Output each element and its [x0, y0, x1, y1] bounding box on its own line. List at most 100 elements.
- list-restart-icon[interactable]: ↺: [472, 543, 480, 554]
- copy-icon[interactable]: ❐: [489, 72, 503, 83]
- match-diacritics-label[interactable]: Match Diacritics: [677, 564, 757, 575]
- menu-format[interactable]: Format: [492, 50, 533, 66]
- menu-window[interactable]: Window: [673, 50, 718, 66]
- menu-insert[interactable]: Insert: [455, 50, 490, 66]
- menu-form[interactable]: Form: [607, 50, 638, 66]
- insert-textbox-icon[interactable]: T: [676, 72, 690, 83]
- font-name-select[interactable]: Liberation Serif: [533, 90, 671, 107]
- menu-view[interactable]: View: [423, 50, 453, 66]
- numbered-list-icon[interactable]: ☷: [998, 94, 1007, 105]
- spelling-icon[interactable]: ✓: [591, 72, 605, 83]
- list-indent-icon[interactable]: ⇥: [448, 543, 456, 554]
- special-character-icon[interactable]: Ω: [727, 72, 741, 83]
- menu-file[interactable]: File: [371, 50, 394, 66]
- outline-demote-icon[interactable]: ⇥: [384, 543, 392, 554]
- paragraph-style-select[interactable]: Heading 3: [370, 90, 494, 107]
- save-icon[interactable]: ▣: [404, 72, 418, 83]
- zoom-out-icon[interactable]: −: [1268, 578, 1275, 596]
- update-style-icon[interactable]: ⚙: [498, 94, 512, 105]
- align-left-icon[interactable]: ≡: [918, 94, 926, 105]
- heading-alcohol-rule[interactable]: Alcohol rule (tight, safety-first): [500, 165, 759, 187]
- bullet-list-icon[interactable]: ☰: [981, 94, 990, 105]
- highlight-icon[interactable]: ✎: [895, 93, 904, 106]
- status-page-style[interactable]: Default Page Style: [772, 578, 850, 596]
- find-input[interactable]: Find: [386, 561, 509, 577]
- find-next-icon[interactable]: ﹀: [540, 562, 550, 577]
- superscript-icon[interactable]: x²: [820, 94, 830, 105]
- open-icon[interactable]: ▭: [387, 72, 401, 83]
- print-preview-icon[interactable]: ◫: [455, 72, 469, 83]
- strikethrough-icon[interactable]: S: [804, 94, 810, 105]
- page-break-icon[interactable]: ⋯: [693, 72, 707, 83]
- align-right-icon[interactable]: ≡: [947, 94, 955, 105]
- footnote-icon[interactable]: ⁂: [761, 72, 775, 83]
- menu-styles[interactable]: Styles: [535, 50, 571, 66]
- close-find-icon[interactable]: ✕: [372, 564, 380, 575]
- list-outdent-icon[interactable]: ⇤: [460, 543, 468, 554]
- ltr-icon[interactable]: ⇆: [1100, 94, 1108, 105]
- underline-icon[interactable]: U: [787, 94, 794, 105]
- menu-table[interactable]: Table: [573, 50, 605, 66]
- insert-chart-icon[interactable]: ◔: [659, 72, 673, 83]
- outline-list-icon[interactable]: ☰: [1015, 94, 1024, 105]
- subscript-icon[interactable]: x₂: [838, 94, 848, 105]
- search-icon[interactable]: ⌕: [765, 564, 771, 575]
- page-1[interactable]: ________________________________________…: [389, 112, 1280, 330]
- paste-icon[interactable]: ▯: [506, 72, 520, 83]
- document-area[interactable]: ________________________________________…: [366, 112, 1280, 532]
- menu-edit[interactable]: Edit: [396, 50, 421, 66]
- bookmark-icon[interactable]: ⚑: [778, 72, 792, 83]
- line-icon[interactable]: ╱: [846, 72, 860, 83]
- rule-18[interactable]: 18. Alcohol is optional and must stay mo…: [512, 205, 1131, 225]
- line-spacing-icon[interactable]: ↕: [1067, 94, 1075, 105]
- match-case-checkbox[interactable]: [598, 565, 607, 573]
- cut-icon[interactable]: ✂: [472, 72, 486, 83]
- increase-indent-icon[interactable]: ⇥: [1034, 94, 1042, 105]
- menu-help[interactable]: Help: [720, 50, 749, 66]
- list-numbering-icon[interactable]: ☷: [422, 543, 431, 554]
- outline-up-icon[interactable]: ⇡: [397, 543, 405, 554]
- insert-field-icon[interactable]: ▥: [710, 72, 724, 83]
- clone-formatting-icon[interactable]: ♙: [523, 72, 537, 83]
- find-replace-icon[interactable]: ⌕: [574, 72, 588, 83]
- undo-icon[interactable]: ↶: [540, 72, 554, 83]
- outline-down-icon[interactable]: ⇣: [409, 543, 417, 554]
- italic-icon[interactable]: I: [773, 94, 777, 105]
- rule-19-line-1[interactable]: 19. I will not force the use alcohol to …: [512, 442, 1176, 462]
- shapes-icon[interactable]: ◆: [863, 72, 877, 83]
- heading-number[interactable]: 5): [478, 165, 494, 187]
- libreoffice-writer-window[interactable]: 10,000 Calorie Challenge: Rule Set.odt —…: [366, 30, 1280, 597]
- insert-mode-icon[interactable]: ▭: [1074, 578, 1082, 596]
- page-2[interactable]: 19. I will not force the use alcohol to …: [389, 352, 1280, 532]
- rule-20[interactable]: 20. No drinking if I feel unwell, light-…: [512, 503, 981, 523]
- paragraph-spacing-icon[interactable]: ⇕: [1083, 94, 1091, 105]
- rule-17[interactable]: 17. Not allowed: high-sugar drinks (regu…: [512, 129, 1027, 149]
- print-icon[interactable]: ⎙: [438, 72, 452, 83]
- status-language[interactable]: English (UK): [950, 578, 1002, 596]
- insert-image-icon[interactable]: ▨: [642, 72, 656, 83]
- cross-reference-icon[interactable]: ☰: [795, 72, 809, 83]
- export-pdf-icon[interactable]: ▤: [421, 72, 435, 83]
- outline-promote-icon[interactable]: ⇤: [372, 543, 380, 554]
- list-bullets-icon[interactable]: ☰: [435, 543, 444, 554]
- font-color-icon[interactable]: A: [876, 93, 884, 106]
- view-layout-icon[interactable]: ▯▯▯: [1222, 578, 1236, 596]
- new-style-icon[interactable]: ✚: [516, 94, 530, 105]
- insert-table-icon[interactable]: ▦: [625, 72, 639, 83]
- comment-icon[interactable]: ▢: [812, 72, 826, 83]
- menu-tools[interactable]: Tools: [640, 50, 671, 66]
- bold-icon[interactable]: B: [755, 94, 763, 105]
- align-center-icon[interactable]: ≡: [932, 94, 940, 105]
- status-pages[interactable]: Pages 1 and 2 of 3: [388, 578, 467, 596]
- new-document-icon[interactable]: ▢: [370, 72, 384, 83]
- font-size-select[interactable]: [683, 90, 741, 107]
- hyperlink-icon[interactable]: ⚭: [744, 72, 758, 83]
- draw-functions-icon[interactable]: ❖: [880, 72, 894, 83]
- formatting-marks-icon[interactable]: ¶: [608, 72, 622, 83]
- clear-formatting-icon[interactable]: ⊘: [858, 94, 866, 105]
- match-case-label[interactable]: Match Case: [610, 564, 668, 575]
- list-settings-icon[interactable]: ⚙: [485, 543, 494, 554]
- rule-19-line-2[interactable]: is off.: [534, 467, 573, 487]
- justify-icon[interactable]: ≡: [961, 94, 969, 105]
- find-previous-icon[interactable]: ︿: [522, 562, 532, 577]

____________________

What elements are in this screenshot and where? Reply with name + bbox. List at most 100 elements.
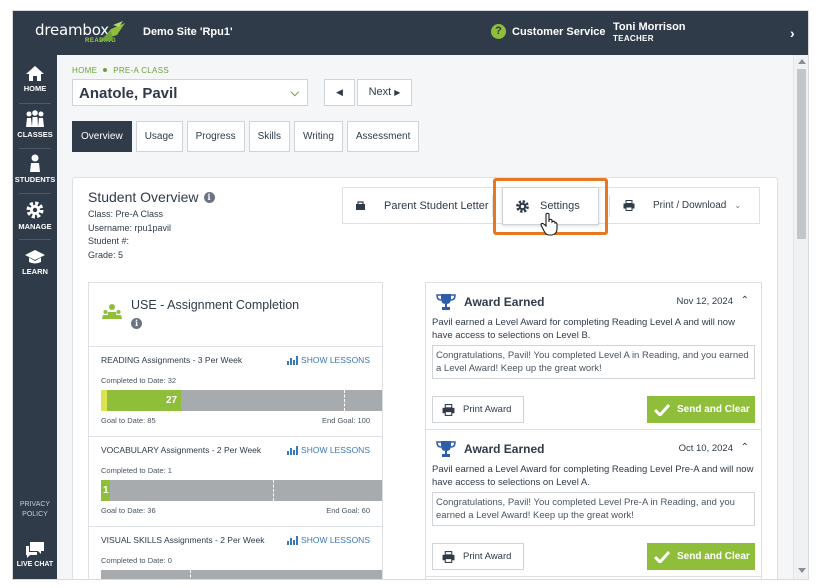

____________________

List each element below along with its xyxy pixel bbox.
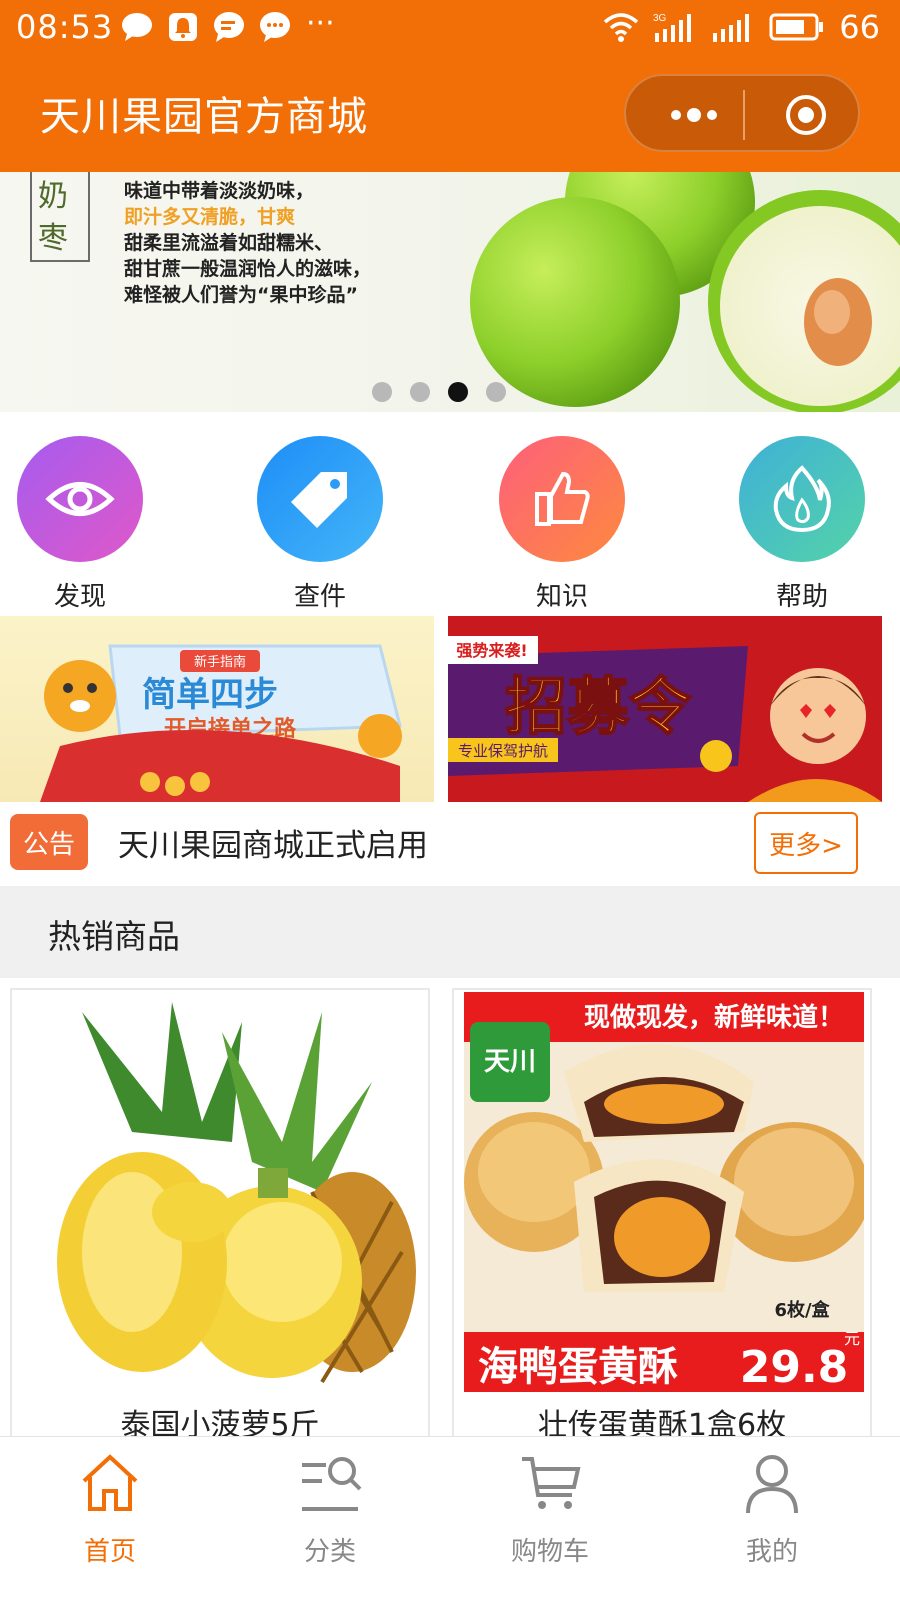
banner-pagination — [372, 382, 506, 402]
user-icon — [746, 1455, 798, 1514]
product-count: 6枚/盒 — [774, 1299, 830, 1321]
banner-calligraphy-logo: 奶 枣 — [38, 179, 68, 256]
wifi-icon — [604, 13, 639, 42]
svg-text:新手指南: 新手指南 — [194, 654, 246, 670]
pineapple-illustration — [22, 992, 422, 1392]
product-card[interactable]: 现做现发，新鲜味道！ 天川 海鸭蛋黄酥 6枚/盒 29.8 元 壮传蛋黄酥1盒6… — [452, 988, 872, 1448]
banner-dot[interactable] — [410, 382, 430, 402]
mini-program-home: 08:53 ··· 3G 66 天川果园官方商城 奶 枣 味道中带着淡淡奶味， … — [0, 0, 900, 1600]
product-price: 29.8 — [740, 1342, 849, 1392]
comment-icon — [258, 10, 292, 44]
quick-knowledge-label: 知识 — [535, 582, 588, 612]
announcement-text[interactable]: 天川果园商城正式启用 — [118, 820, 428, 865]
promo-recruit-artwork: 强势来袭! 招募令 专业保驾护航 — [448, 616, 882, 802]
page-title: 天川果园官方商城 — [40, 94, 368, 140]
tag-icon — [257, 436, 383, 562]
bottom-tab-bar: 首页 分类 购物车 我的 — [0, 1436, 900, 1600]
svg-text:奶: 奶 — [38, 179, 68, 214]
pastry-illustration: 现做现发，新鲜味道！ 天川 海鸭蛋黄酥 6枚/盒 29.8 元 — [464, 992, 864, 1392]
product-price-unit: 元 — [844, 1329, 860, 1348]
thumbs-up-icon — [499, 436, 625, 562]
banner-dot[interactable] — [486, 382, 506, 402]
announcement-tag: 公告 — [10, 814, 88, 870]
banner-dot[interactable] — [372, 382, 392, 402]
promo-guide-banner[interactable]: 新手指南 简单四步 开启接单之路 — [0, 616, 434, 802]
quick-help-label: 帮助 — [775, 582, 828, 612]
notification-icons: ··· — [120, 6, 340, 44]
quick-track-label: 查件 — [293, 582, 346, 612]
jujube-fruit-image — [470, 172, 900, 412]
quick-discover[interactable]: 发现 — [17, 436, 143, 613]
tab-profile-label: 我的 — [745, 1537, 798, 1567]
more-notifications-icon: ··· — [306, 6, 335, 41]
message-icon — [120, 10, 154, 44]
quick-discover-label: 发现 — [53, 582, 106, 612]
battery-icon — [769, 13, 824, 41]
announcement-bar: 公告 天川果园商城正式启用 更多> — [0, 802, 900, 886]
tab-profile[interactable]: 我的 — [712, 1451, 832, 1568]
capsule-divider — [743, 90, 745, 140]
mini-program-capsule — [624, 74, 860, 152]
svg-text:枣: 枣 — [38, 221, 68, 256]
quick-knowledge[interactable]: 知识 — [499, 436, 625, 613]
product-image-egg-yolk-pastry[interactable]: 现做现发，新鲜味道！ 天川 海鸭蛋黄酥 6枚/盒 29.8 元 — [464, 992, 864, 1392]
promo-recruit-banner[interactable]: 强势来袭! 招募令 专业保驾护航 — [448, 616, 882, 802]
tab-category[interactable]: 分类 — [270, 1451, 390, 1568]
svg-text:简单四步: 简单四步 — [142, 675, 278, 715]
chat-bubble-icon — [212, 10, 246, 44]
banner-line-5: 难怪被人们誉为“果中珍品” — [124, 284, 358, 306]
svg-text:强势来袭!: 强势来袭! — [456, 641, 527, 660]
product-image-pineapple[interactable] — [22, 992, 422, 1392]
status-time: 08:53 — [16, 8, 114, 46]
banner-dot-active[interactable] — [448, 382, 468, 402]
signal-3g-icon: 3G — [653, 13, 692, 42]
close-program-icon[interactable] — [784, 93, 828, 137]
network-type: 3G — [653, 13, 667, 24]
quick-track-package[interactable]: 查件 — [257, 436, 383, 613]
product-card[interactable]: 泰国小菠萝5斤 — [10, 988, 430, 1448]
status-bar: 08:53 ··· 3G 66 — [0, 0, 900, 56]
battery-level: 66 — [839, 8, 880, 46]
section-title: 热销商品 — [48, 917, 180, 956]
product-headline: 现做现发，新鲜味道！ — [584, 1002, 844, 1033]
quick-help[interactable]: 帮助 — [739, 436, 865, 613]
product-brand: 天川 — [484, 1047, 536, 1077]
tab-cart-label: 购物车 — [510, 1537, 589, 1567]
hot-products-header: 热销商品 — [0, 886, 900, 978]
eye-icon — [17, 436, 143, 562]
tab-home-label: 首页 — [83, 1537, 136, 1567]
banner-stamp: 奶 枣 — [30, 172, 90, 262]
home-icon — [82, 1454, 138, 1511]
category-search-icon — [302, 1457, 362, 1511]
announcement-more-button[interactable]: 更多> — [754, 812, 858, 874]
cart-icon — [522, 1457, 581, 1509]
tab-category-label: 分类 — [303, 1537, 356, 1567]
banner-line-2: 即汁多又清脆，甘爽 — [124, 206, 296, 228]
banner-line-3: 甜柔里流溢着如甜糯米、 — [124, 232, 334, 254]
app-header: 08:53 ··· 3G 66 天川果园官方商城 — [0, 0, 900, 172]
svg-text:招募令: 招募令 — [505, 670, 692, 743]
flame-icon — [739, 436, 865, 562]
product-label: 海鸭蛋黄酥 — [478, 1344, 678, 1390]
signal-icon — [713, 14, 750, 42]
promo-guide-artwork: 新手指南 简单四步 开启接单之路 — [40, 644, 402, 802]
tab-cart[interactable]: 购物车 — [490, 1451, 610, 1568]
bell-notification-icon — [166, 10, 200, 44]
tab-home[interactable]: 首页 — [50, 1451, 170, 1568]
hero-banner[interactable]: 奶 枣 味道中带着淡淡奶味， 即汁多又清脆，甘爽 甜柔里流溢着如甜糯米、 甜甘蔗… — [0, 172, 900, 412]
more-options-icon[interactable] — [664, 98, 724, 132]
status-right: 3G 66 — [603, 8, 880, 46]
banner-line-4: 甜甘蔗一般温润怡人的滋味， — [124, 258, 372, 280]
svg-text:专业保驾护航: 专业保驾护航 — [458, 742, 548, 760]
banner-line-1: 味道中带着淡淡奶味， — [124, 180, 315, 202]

____________________

## Exercise
Can you quote, word for word, everything from the line containing "Output each element" down to the line containing "- menu-form[interactable]: Form: [607, 50, 638, 66]", with both of those lines included?

## Response to this task
Output each element and its [x0, y0, x1, y1] bounding box on its own line. List at most 100 elements.
- list-restart-icon[interactable]: ↺: [472, 543, 480, 554]
- copy-icon[interactable]: ❐: [489, 72, 503, 83]
- match-diacritics-label[interactable]: Match Diacritics: [677, 564, 757, 575]
- menu-format[interactable]: Format: [492, 50, 533, 66]
- menu-window[interactable]: Window: [673, 50, 718, 66]
- menu-insert[interactable]: Insert: [455, 50, 490, 66]
- menu-form[interactable]: Form: [607, 50, 638, 66]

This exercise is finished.